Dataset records
=-=-=

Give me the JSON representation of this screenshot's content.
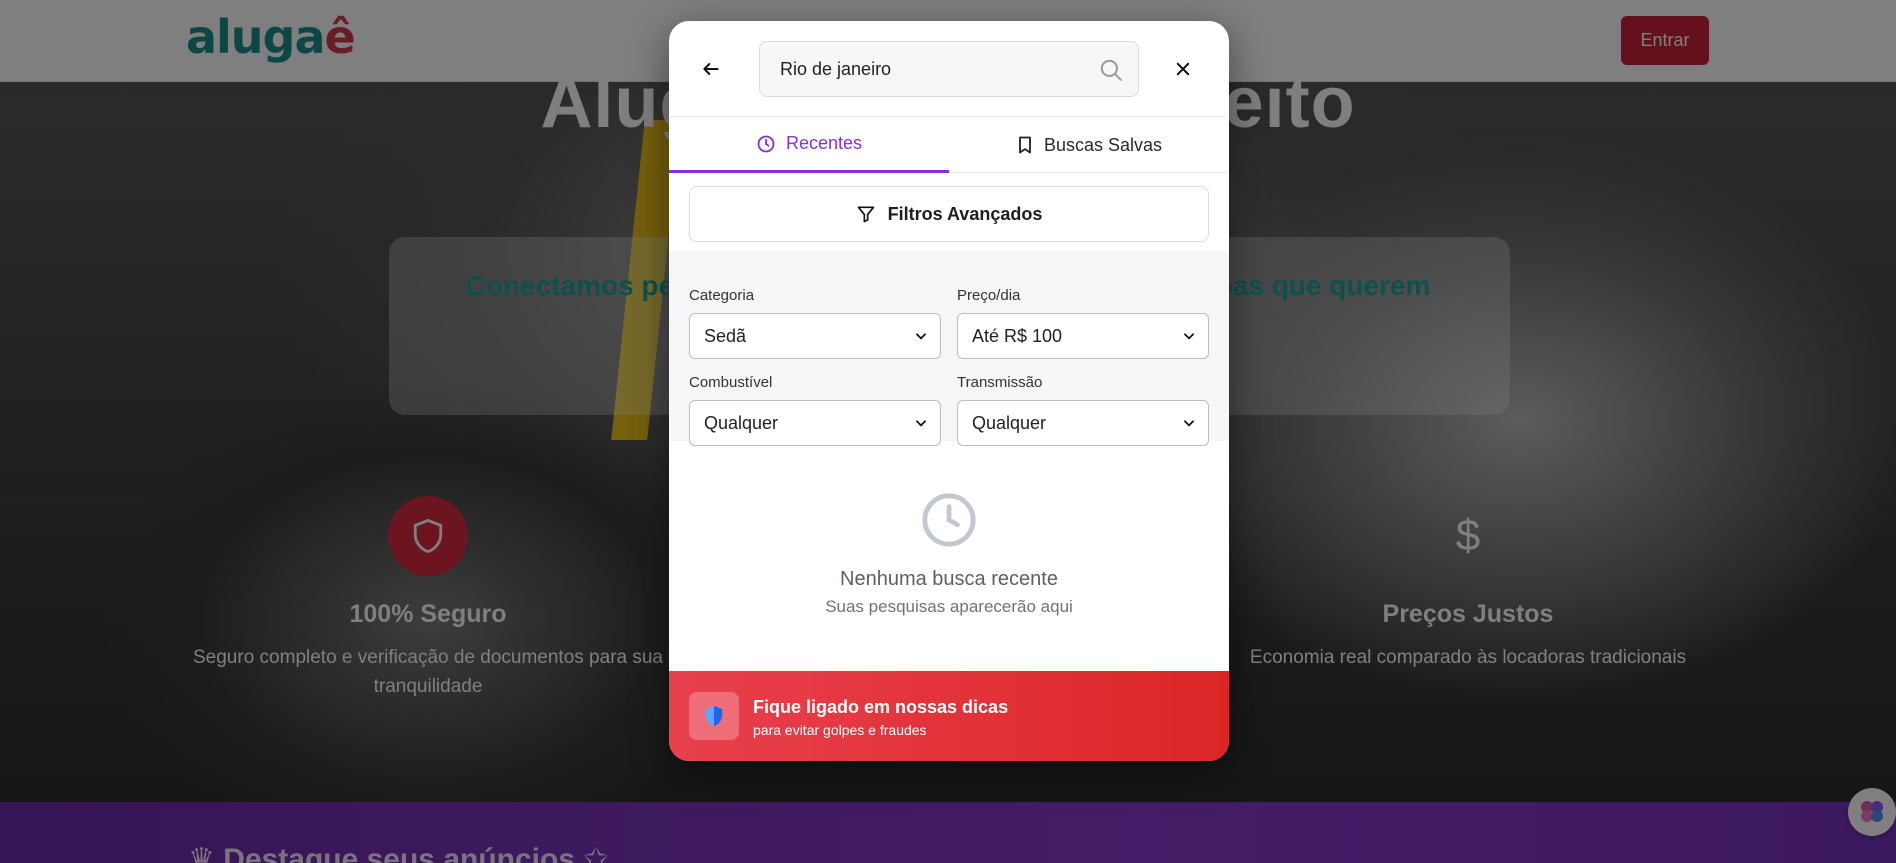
{
  "background": {
    "logo": {
      "part1": "aluga",
      "part2": "ê"
    },
    "login_label": "Entrar",
    "hero_title": "Alugue o carro perfeito",
    "hero_subtitle": "Conectamos pessoas que têm carros parados com pessoas que querem",
    "features": [
      {
        "icon": "shield-icon",
        "title": "100% Seguro",
        "text": "Seguro completo e verificação de documentos para sua tranquilidade"
      },
      {
        "icon": "dollar-icon",
        "title": "Preços Justos",
        "text": "Economia real comparado às locadoras tradicionais"
      }
    ],
    "promo_title": "♛ Destaque seus anúncios ✩"
  },
  "search": {
    "value": "Rio de janeiro",
    "placeholder": "Rio de janeiro"
  },
  "tabs": [
    {
      "label": "Recentes",
      "active": true,
      "icon": "clock-icon"
    },
    {
      "label": "Buscas Salvas",
      "active": false,
      "icon": "bookmark-icon"
    }
  ],
  "filters_button_label": "Filtros Avançados",
  "filters": {
    "categoria": {
      "label": "Categoria",
      "value": "Sedã"
    },
    "preco": {
      "label": "Preço/dia",
      "value": "Até R$ 100"
    },
    "combustivel": {
      "label": "Combustível",
      "value": "Qualquer"
    },
    "transmissao": {
      "label": "Transmissão",
      "value": "Qualquer"
    }
  },
  "empty_state": {
    "title": "Nenhuma busca recente",
    "subtitle": "Suas pesquisas aparecerão aqui"
  },
  "tip": {
    "title": "Fique ligado em nossas dicas",
    "subtitle": "para evitar golpes e fraudes"
  },
  "colors": {
    "accent_purple": "#8b2fd6",
    "brand_red": "#c8213a",
    "brand_teal": "#1b8f8a",
    "tip_red": "#dc2626"
  }
}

=-=-=

### [Written problem]
Set down the material above as is, without any pictures.

### [Correct response]
Give me the JSON representation of this screenshot's content.
{
  "background": {
    "logo": {
      "part1": "aluga",
      "part2": "ê"
    },
    "login_label": "Entrar",
    "hero_title": "Alugue o carro perfeito",
    "hero_subtitle": "Conectamos pessoas que têm carros parados com pessoas que querem",
    "features": [
      {
        "icon": "shield-icon",
        "title": "100% Seguro",
        "text": "Seguro completo e verificação de documentos para sua tranquilidade"
      },
      {
        "icon": "dollar-icon",
        "title": "Preços Justos",
        "text": "Economia real comparado às locadoras tradicionais"
      }
    ],
    "promo_title": "♛ Destaque seus anúncios ✩"
  },
  "search": {
    "value": "Rio de janeiro",
    "placeholder": "Rio de janeiro"
  },
  "tabs": [
    {
      "label": "Recentes",
      "active": true,
      "icon": "clock-icon"
    },
    {
      "label": "Buscas Salvas",
      "active": false,
      "icon": "bookmark-icon"
    }
  ],
  "filters_button_label": "Filtros Avançados",
  "filters": {
    "categoria": {
      "label": "Categoria",
      "value": "Sedã"
    },
    "preco": {
      "label": "Preço/dia",
      "value": "Até R$ 100"
    },
    "combustivel": {
      "label": "Combustível",
      "value": "Qualquer"
    },
    "transmissao": {
      "label": "Transmissão",
      "value": "Qualquer"
    }
  },
  "empty_state": {
    "title": "Nenhuma busca recente",
    "subtitle": "Suas pesquisas aparecerão aqui"
  },
  "tip": {
    "title": "Fique ligado em nossas dicas",
    "subtitle": "para evitar golpes e fraudes"
  },
  "colors": {
    "accent_purple": "#8b2fd6",
    "brand_red": "#c8213a",
    "brand_teal": "#1b8f8a",
    "tip_red": "#dc2626"
  }
}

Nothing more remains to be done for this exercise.